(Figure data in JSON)
= = =
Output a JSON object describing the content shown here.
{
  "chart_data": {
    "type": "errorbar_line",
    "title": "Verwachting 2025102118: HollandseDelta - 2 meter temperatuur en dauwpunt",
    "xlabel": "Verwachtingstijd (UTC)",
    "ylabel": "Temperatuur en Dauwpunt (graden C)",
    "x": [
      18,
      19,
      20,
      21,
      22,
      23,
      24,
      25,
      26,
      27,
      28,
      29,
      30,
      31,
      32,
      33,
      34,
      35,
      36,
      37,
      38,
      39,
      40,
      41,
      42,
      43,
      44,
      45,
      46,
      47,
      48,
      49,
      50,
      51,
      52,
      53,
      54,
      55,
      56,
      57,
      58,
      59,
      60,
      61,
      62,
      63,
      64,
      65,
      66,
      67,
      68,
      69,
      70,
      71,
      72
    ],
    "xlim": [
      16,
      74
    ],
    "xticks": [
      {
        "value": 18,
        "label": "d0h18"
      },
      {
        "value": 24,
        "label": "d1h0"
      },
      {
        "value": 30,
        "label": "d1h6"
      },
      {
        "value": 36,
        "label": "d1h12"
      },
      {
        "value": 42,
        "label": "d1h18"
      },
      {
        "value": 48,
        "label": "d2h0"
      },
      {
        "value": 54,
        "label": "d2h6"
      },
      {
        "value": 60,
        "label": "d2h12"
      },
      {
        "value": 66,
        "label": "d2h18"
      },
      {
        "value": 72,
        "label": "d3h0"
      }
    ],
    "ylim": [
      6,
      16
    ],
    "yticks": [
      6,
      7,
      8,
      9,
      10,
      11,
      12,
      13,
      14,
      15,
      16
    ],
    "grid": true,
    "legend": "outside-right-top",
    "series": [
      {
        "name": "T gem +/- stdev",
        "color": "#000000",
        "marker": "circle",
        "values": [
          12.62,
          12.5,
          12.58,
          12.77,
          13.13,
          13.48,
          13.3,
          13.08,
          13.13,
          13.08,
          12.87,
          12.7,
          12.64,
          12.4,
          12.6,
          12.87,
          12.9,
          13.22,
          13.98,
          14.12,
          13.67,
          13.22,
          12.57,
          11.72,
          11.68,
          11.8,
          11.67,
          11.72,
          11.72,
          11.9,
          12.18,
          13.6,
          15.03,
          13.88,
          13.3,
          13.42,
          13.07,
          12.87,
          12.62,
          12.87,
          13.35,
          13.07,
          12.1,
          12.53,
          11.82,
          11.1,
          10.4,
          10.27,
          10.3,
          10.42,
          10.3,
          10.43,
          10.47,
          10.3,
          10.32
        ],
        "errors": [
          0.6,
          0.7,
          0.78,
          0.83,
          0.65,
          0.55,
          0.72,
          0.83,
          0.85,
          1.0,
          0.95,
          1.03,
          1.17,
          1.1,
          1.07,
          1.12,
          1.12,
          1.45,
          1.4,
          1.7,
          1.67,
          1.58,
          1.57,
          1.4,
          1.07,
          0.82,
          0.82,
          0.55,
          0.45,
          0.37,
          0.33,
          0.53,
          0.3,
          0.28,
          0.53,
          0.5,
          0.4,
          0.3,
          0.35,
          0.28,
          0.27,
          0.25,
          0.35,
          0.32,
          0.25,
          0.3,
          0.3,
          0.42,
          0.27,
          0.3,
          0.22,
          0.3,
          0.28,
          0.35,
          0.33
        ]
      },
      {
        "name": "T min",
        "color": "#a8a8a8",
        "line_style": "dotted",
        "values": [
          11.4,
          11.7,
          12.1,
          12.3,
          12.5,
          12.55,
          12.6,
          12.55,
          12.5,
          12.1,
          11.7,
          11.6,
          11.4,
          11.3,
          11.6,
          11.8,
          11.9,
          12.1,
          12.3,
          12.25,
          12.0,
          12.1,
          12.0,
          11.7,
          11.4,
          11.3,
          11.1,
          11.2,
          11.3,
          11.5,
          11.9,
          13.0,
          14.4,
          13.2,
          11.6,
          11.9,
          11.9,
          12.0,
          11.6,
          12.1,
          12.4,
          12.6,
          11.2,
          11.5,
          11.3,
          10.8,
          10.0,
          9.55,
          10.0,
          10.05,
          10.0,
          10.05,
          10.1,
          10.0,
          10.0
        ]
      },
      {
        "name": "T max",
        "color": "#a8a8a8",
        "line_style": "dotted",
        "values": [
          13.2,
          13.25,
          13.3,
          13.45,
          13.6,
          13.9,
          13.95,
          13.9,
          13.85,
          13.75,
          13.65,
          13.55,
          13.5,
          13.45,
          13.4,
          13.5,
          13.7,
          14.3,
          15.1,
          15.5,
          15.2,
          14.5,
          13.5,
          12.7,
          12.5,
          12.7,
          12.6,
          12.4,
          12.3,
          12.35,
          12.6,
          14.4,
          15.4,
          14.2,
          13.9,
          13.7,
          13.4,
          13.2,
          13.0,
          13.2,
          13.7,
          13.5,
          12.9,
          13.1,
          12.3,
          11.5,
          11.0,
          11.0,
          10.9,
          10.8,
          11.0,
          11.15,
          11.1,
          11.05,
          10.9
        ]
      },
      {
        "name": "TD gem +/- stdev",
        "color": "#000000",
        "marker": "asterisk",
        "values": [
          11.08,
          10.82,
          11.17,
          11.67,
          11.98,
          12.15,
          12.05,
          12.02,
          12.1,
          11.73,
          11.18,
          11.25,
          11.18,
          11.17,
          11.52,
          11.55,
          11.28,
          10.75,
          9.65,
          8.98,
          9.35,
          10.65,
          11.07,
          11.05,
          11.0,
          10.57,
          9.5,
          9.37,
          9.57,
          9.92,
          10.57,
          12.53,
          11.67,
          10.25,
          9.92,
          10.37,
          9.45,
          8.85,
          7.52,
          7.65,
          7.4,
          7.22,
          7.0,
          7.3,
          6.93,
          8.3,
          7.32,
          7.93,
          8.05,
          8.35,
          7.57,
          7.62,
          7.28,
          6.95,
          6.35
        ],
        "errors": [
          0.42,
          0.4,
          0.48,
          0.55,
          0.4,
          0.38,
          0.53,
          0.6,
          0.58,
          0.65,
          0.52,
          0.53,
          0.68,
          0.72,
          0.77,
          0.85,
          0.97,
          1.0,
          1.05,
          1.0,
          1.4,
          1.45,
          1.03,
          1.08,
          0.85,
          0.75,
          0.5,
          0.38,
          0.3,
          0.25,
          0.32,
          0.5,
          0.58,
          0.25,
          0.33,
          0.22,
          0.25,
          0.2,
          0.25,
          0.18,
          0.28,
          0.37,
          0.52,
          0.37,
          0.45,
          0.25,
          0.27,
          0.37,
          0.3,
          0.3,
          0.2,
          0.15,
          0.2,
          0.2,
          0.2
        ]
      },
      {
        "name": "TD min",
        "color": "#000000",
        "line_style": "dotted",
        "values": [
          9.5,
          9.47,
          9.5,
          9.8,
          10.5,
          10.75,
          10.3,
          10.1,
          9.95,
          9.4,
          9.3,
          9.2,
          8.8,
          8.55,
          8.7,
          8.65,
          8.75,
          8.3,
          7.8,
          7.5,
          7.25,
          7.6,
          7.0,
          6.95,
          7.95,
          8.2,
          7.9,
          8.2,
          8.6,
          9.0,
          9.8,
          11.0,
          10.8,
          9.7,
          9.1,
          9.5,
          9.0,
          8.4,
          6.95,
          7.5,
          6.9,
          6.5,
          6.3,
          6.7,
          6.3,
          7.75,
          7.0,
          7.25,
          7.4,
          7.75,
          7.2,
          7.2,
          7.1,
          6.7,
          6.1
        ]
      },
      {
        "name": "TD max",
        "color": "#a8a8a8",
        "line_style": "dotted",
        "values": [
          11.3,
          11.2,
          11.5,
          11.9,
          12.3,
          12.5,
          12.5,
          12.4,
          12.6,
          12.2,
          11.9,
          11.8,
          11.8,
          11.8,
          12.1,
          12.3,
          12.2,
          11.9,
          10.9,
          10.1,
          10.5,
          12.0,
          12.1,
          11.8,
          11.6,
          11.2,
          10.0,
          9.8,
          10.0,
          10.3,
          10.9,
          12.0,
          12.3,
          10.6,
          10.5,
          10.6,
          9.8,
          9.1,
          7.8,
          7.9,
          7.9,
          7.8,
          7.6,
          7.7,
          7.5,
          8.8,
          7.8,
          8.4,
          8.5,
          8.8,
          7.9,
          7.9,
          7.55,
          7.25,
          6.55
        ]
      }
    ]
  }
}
= = =
*Task brief*:
Locate the lines above that hold the word "name". Show every one of them.

*Answer below*:
        "name": "T gem +/- stdev",
        "name": "T min",
        "name": "T max",
        "name": "TD gem +/- stdev",
        "name": "TD min",
        "name": "TD max",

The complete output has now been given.